>> start Source records
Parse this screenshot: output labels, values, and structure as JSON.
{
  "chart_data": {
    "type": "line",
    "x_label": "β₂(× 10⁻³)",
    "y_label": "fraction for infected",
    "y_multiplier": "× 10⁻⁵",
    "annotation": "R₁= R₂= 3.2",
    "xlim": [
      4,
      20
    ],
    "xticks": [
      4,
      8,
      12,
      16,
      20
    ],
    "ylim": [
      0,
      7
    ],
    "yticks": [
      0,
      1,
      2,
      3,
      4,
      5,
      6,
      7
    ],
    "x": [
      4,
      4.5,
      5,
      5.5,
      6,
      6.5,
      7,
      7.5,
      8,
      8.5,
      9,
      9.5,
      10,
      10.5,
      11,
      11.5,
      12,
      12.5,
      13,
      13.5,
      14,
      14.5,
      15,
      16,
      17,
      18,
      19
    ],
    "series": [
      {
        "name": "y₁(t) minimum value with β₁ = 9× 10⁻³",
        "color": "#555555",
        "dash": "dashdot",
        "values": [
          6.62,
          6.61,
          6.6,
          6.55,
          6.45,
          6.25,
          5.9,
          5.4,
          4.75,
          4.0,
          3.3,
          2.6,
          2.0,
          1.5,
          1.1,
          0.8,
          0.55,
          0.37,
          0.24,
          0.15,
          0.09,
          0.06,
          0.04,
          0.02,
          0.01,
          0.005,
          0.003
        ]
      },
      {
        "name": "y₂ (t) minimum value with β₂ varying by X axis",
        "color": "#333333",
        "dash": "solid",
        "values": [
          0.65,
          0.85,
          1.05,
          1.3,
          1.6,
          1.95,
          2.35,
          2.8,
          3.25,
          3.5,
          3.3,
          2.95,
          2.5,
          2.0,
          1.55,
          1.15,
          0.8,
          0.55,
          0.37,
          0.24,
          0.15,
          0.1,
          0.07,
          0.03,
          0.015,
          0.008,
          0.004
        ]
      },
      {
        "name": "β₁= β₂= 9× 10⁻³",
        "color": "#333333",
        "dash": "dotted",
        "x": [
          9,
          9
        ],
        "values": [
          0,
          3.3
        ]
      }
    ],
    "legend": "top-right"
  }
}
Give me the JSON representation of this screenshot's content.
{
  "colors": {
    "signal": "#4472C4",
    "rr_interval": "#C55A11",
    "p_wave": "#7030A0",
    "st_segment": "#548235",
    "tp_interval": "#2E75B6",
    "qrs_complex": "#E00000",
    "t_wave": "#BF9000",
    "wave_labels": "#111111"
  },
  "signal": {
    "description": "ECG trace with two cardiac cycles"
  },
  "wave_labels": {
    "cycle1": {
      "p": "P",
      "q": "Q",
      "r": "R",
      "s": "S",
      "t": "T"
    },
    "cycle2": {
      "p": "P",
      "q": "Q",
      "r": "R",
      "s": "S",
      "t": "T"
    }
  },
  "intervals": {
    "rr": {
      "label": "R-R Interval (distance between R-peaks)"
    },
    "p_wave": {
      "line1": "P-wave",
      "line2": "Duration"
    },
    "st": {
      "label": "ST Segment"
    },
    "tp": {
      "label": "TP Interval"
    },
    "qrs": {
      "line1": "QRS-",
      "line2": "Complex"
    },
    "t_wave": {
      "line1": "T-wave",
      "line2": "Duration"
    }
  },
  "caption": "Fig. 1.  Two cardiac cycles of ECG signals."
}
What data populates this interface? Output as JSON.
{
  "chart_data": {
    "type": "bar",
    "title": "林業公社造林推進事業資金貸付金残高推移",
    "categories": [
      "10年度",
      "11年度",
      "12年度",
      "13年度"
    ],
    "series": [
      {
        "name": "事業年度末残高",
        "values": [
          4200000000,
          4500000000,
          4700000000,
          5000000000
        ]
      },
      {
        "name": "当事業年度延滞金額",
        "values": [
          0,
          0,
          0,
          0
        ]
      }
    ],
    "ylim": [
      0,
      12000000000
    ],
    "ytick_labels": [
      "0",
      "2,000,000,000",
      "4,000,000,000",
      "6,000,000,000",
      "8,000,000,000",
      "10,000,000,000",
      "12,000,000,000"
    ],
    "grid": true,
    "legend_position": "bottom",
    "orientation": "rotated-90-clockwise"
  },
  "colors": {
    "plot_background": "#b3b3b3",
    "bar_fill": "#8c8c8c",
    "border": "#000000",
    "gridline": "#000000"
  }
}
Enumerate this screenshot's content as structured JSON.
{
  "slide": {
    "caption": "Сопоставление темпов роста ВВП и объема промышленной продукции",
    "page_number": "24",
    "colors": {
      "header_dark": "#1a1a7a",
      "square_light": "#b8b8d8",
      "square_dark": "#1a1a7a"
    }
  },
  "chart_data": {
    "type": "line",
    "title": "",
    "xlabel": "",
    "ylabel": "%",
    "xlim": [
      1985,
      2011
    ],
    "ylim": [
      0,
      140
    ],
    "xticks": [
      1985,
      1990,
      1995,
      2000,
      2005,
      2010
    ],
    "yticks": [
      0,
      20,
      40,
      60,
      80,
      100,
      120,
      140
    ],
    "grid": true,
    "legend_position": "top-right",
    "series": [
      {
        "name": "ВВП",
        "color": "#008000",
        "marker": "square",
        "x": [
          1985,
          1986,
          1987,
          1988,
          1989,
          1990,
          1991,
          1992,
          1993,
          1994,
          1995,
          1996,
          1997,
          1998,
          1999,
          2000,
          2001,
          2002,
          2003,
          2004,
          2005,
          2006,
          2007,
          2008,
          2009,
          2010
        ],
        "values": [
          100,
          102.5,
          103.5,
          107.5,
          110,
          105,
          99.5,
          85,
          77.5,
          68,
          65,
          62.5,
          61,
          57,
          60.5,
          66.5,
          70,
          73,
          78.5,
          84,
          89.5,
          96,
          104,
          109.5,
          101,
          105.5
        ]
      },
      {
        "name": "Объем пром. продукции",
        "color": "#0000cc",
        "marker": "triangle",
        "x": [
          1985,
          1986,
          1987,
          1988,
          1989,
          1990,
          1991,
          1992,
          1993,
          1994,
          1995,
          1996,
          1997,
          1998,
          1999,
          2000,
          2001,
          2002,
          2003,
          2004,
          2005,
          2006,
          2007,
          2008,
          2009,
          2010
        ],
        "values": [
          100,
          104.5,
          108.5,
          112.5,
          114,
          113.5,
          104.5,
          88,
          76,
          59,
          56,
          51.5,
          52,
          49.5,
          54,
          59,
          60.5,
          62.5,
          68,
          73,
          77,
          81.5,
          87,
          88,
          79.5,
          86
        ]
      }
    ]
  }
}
>> end Source records
#### [Given task]
Pick out all lines from the data above in which the word "name" appears.

#### [Solution for this problem]
        "name": "y₁(t) minimum value with β₁ = 9× 10⁻³",
        "name": "y₂ (t) minimum value with β₂ varying by X axis",
        "name": "β₁= β₂= 9× 10⁻³",
        "name": "事業年度末残高",
        "name": "当事業年度延滞金額",
        "name": "ВВП",
        "name": "Объем пром. продукции",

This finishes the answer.